Extract to read =>
--- START ---

Background

Dataset

Arts and Cultural Production Satellite Account (ACPSA)—state-level estimates.

Periodicity

Launched in 2013, the ACPSA is intended as an annual product. Complete state estimates, corresponding with the national account, first became available in 2018.

Source/Sponsor

Partnership between the National Endowment for the Arts’ Office of Research & Analysis and the U.S. Bureau of Economic Analysis

Research Topic

Arts and cultural contributions to Gross State Product (GSP); employment and compensation by arts and cultural industries

Notable Features

State-level estimates of arts and cultural value-added, employment, and compensation by industry

Full time-series spans state data from 2001 to 2020, with estimates also including:

Location quotients (i.e., a state’s concentration of arts and cultural value-added, employment, or compensation indexed to the overall U.S. share of 1.0)

Overview

Between 2019 and 2020, as COVID-19 spread across the nation, nearly all U.S. states experienced declines in the economic value added by arts and culture.  The states whose arts economies withstood the sharpest declines included Nevada, Tennessee, New Mexico, and Georgia.

Washington was the only state to witness growth in its arts economy in 2020, the first year of the COVID-19 pandemic.

State patterns in arts and cultural value-added tend to mirror the national experience. Performing arts industries, as well as motion picture and video production, dropped precipitously in 2020. States where these industries account for relatively large shares of the arts economy tended to face the steepest declines.

Nationally, web publishing and streaming was the only arts and cultural industry to grow robustly between 2019 and 2020.  In Washington, web publishing/streaming accounts for an above-average share of its overall arts economy.

--- END ---

Document structure recognition data =>
--- START ---

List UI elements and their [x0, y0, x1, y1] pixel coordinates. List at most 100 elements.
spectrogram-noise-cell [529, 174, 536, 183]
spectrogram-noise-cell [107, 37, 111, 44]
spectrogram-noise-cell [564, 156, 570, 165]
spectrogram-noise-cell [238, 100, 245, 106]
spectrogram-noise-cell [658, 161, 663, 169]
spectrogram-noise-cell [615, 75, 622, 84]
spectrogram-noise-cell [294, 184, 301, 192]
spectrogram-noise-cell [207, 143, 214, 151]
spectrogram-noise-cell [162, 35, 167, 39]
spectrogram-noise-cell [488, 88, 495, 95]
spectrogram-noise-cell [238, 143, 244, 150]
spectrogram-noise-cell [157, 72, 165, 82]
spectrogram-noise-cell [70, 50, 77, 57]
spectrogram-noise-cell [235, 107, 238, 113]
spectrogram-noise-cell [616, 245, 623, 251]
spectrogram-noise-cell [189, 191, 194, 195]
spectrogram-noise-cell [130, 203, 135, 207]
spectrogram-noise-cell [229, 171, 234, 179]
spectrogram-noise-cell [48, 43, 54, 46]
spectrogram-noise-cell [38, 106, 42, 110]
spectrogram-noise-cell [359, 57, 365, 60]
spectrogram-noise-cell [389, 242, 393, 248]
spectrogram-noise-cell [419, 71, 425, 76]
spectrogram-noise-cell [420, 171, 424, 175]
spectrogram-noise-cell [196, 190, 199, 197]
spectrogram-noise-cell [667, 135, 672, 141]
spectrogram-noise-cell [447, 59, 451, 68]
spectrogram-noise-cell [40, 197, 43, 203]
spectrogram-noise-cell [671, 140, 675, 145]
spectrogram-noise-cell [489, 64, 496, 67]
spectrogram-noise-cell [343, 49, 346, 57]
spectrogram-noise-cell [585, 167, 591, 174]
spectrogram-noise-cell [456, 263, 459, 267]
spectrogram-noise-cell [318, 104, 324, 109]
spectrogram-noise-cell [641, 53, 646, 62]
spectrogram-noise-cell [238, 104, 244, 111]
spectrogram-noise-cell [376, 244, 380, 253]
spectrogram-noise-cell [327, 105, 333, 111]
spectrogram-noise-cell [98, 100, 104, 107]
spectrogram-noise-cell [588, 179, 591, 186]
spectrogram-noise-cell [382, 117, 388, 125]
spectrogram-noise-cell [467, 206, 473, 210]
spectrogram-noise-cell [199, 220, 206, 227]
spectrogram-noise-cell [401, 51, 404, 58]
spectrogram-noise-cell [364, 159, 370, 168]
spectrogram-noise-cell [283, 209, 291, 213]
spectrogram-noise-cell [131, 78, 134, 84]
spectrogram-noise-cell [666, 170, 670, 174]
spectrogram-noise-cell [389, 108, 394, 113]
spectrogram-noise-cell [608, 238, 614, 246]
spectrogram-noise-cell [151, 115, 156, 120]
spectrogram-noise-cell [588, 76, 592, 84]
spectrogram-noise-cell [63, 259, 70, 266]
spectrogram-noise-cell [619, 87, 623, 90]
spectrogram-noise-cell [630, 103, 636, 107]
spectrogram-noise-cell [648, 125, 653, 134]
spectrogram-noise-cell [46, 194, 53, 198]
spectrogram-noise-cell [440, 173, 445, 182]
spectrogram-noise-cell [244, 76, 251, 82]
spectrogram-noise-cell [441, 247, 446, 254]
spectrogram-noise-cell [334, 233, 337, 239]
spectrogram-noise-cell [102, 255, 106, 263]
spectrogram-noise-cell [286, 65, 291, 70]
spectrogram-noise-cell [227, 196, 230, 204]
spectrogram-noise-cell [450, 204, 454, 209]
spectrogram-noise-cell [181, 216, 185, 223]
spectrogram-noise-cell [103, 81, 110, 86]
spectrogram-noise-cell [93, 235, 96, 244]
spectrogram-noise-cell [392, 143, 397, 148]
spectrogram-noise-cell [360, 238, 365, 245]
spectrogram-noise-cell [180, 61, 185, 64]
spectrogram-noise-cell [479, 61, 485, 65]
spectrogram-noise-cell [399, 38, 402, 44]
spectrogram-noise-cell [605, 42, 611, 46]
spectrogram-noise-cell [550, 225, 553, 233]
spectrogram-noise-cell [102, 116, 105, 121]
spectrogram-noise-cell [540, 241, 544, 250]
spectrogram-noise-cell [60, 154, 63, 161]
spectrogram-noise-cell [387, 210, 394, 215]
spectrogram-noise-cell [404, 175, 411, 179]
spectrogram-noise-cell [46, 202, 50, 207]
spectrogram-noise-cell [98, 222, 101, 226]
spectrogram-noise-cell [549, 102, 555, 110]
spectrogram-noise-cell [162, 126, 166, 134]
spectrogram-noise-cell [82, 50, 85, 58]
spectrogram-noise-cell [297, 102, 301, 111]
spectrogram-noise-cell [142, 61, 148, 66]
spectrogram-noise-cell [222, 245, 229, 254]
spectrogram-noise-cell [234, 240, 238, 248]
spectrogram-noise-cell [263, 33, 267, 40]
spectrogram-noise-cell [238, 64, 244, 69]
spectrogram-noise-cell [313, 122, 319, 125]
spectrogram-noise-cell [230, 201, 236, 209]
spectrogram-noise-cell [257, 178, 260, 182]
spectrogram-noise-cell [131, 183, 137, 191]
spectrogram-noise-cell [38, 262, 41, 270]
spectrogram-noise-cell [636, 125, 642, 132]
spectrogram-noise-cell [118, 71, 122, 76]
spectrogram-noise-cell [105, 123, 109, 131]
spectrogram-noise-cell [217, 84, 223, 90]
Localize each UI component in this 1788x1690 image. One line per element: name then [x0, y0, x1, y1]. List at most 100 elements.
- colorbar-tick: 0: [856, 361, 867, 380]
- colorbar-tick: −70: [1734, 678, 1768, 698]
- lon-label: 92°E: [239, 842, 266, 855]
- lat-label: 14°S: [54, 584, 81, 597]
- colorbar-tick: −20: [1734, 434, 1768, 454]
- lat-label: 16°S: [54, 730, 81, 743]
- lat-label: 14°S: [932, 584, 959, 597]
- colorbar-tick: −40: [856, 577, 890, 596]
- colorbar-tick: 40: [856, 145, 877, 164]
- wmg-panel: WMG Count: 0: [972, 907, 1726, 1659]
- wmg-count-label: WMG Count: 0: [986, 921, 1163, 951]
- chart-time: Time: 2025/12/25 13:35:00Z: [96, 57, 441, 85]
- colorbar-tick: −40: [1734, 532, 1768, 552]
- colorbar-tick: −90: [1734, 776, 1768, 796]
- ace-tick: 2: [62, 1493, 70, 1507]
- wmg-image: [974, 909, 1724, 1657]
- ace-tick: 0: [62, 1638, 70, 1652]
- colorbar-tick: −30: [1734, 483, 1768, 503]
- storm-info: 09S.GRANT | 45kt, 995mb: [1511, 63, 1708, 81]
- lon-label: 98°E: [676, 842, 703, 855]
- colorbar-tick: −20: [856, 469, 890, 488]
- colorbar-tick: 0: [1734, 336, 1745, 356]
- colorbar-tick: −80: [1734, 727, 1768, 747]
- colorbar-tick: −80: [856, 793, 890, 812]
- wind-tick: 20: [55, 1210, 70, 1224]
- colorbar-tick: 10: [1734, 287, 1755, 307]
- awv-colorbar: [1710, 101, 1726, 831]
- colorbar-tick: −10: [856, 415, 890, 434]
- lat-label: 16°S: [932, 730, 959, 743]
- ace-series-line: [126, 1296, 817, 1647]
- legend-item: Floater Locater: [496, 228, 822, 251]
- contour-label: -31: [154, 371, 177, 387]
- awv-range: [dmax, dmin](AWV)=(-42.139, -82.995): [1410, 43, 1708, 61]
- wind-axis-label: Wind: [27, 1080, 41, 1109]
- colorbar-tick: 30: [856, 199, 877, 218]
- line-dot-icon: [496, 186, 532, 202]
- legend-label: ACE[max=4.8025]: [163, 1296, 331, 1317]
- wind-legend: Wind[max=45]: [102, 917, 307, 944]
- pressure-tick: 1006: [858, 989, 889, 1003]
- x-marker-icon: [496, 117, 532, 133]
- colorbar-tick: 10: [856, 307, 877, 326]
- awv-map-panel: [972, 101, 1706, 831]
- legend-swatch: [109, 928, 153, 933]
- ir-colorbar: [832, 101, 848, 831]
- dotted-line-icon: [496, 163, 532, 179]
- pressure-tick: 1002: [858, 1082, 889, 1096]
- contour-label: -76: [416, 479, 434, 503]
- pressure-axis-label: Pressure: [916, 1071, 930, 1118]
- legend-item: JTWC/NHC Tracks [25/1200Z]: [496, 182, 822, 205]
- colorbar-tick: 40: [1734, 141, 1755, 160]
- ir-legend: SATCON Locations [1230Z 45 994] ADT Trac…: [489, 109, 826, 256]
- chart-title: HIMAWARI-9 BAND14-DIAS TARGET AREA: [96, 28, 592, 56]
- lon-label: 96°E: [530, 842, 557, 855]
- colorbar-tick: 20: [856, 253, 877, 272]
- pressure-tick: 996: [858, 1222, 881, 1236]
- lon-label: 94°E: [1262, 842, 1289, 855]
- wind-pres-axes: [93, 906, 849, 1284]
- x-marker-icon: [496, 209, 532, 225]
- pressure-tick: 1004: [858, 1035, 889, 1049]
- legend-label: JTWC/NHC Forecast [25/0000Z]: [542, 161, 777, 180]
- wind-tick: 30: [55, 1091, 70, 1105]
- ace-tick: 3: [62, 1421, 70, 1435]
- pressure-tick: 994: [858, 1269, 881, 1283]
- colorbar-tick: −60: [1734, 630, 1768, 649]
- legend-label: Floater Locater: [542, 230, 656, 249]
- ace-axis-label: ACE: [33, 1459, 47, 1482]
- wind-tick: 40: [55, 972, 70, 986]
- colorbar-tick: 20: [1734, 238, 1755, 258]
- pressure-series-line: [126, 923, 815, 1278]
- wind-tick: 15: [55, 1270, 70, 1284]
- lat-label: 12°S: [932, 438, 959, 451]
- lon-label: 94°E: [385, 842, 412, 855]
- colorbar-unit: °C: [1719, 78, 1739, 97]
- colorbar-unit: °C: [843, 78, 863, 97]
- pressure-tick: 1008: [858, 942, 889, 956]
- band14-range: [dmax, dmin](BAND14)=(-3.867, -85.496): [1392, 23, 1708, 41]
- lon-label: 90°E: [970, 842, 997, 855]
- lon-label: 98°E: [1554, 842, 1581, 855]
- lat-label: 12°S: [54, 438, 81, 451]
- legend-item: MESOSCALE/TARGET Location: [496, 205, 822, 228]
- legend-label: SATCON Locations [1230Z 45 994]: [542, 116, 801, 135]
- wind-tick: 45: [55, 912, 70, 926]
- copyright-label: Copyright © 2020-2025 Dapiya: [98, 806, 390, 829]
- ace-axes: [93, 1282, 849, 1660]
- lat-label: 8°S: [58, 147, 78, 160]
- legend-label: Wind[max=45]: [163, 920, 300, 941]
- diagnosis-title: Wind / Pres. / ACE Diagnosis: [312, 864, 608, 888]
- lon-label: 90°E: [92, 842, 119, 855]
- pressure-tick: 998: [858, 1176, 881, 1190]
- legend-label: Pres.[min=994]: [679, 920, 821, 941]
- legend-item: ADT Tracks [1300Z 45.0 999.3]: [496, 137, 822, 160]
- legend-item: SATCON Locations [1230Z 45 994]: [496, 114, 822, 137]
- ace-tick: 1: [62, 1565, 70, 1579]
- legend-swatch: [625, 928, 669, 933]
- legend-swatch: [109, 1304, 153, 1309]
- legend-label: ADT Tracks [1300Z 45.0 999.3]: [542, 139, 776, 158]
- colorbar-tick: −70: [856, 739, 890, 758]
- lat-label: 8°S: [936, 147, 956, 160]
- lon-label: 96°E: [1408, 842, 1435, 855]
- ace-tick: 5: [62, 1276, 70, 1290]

--- END ---

Apply what you read =>
1 - Using the ACPSA background text, decide whether each statement agrees with it. Answer yes or no for each, and quote the words that settle it.
(a) Complete state estimates first became available in 2018.
(b) Nevada was the only state whose arts economy grew in 2020.
(c) The full time series covers state data from 2001 to 2020.
2 - According to the ACPSA background text, which arts and cultural industry was the only one to grow robustly at the national level between 2019 and 2020?

Responses by task =>
1 -
(a) Yes: "Complete state estimates, corresponding with the national account, first became available in 2018."
(b) No: "Washington was the only state to witness growth in its arts economy in 2020, the first year of the COVID-19 pandemic."
(c) Yes: "Full time-series spans state data from 2001 to 2020"

2 - Web publishing and streaming.